═══ Extracted material ═══

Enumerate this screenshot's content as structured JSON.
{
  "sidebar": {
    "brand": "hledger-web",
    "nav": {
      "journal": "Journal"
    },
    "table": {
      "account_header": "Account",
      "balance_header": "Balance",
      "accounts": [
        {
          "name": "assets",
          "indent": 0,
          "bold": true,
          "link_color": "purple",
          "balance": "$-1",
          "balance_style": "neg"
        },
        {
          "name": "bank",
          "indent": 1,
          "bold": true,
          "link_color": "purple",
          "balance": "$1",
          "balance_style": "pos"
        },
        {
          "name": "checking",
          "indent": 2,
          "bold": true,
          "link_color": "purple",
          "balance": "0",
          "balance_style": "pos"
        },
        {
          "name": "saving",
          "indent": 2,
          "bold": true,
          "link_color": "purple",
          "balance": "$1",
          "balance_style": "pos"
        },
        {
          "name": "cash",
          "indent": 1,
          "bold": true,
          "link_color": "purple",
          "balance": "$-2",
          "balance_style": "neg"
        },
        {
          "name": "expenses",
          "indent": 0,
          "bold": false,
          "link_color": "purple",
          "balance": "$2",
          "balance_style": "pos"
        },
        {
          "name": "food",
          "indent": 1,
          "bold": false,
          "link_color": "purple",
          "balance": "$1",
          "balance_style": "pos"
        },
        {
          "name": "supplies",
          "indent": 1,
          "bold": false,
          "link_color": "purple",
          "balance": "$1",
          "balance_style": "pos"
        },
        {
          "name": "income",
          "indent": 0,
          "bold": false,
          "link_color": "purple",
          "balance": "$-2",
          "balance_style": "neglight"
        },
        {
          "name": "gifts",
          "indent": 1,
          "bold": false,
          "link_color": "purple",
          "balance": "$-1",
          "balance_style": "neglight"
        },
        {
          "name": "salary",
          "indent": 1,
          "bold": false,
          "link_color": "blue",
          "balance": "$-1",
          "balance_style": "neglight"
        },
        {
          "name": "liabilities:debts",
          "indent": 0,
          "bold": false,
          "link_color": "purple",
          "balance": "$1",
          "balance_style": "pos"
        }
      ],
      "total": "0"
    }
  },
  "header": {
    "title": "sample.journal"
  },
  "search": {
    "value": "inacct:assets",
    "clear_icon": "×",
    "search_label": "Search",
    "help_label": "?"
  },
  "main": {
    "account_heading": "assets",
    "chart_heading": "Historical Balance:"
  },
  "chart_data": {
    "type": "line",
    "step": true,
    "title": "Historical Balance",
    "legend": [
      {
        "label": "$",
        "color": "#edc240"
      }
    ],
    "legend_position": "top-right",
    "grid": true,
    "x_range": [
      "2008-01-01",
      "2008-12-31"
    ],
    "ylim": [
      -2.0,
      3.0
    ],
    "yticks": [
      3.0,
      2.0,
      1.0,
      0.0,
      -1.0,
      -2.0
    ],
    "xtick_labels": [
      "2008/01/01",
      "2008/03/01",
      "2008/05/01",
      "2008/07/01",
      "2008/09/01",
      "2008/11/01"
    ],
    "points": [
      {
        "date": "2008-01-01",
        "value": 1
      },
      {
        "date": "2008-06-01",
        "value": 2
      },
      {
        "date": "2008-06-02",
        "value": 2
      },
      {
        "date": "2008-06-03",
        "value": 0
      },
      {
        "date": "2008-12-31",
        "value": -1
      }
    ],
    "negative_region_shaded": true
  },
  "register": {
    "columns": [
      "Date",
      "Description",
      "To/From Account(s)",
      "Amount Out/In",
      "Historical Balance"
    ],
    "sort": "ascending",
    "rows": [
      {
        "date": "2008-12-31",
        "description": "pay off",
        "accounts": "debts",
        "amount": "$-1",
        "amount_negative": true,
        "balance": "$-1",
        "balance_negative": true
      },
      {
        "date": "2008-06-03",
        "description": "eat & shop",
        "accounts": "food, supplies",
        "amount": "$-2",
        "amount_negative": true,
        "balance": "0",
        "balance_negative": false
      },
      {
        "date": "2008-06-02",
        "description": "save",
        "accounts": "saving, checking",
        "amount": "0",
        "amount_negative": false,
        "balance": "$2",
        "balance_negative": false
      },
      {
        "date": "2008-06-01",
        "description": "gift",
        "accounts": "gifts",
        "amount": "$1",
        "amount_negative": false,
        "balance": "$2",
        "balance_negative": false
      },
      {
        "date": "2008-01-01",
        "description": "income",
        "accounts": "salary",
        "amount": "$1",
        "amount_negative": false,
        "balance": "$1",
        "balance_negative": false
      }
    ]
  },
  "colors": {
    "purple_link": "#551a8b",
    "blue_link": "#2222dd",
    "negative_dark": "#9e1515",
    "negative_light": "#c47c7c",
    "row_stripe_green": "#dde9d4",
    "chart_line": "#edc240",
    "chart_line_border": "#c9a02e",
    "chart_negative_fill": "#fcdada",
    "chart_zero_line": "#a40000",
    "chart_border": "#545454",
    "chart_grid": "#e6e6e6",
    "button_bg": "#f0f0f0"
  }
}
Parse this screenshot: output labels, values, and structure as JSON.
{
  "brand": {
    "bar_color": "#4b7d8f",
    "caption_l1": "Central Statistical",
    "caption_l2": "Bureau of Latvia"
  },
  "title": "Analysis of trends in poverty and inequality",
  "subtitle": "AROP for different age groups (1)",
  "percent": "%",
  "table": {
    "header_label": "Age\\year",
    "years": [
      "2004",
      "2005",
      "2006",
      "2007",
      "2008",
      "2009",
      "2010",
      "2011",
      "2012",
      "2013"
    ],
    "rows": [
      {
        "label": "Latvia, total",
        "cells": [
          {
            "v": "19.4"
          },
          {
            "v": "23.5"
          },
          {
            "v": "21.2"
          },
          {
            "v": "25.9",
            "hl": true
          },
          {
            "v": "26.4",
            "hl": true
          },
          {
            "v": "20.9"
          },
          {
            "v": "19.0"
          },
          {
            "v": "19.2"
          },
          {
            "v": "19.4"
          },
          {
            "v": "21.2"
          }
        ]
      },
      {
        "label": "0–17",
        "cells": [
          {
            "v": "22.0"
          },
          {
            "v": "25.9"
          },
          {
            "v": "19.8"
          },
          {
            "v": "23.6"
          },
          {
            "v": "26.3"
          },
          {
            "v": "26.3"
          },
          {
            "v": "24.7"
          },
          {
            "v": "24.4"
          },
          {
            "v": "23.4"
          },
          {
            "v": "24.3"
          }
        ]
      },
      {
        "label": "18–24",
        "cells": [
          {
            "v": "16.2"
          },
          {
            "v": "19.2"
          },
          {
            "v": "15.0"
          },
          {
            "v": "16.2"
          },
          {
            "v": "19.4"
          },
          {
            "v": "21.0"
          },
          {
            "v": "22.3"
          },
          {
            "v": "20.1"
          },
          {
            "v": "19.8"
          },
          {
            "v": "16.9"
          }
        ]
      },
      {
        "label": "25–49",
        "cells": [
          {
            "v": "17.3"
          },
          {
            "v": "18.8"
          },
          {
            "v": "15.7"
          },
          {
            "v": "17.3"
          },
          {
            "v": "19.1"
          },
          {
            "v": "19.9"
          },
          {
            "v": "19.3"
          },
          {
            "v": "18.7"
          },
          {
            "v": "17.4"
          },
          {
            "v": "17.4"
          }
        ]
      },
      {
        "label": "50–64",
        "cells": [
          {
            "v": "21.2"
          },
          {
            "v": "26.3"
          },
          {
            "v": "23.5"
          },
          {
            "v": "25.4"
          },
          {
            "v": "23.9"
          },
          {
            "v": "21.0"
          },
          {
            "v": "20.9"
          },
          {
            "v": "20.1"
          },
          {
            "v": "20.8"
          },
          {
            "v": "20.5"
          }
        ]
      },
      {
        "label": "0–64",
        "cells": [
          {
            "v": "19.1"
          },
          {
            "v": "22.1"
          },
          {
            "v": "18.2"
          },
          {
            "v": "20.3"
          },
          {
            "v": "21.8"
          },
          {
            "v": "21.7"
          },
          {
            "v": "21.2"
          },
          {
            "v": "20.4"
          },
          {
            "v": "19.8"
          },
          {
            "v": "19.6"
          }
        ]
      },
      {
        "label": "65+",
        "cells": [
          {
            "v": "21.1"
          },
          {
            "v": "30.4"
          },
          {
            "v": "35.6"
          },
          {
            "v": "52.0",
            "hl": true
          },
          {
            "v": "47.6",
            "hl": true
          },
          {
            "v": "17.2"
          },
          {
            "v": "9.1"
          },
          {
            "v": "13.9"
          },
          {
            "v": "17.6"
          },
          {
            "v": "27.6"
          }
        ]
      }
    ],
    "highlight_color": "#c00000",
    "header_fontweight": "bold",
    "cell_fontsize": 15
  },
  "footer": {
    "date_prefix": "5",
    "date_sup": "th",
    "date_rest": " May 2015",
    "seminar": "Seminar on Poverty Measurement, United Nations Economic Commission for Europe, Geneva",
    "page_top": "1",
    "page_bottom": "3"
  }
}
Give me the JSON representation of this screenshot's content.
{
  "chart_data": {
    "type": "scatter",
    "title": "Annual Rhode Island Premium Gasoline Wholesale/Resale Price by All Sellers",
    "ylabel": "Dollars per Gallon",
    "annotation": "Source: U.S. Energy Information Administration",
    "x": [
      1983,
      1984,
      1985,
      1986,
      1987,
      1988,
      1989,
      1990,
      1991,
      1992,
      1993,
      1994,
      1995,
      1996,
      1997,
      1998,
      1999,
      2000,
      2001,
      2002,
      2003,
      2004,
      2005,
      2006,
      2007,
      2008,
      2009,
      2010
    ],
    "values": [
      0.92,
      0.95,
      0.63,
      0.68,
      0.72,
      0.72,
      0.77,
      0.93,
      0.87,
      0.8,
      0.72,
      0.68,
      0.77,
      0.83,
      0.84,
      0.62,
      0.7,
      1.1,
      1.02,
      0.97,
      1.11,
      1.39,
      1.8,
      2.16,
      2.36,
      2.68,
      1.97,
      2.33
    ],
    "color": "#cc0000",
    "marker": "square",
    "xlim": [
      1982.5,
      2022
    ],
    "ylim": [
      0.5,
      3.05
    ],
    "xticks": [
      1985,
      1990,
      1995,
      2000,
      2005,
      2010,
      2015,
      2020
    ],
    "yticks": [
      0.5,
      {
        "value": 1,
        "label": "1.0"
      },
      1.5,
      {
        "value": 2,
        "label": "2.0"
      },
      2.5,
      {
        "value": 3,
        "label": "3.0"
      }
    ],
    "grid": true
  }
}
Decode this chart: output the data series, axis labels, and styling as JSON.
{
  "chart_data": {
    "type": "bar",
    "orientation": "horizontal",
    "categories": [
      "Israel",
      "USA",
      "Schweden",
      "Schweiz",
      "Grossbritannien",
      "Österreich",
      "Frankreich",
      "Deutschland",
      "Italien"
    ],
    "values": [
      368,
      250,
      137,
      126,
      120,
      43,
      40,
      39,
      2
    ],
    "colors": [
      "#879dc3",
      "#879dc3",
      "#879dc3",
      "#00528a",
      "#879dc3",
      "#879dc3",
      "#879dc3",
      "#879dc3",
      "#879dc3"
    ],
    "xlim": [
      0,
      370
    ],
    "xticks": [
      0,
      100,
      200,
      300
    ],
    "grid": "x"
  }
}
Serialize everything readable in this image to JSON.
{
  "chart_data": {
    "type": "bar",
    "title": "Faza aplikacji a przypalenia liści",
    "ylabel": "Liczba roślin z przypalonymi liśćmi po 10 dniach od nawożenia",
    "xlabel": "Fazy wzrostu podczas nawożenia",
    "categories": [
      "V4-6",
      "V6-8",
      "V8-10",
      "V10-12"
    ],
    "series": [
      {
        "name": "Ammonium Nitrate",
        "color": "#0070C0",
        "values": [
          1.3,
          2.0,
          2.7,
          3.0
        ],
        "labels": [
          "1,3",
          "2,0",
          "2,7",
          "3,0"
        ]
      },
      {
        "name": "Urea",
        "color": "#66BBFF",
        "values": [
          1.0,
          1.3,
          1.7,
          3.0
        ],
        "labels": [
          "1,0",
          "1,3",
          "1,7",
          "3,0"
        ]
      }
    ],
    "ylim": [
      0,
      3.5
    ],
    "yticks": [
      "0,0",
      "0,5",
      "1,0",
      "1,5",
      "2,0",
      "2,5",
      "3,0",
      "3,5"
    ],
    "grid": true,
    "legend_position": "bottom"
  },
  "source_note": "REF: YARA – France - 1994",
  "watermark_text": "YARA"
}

═══

■ Instructions for the task
Copy exactly, word for word, the line with "Serialize everything readable" through the final line of the listing.

■ Full answer
Serialize everything readable in this image to JSON.
{
  "chart_data": {
    "type": "bar",
    "title": "Faza aplikacji a przypalenia liści",
    "ylabel": "Liczba roślin z przypalonymi liśćmi po 10 dniach od nawożenia",
    "xlabel": "Fazy wzrostu podczas nawożenia",
    "categories": [
      "V4-6",
      "V6-8",
      "V8-10",
      "V10-12"
    ],
    "series": [
      {
        "name": "Ammonium Nitrate",
        "color": "#0070C0",
        "values": [
          1.3,
          2.0,
          2.7,
          3.0
        ],
        "labels": [
          "1,3",
          "2,0",
          "2,7",
          "3,0"
        ]
      },
      {
        "name": "Urea",
        "color": "#66BBFF",
        "values": [
          1.0,
          1.3,
          1.7,
          3.0
        ],
        "labels": [
          "1,0",
          "1,3",
          "1,7",
          "3,0"
        ]
      }
    ],
    "ylim": [
      0,
      3.5
    ],
    "yticks": [
      "0,0",
      "0,5",
      "1,0",
      "1,5",
      "2,0",
      "2,5",
      "3,0",
      "3,5"
    ],
    "grid": true,
    "legend_position": "bottom"
  },
  "source_note": "REF: YARA – France - 1994",
  "watermark_text": "YARA"
}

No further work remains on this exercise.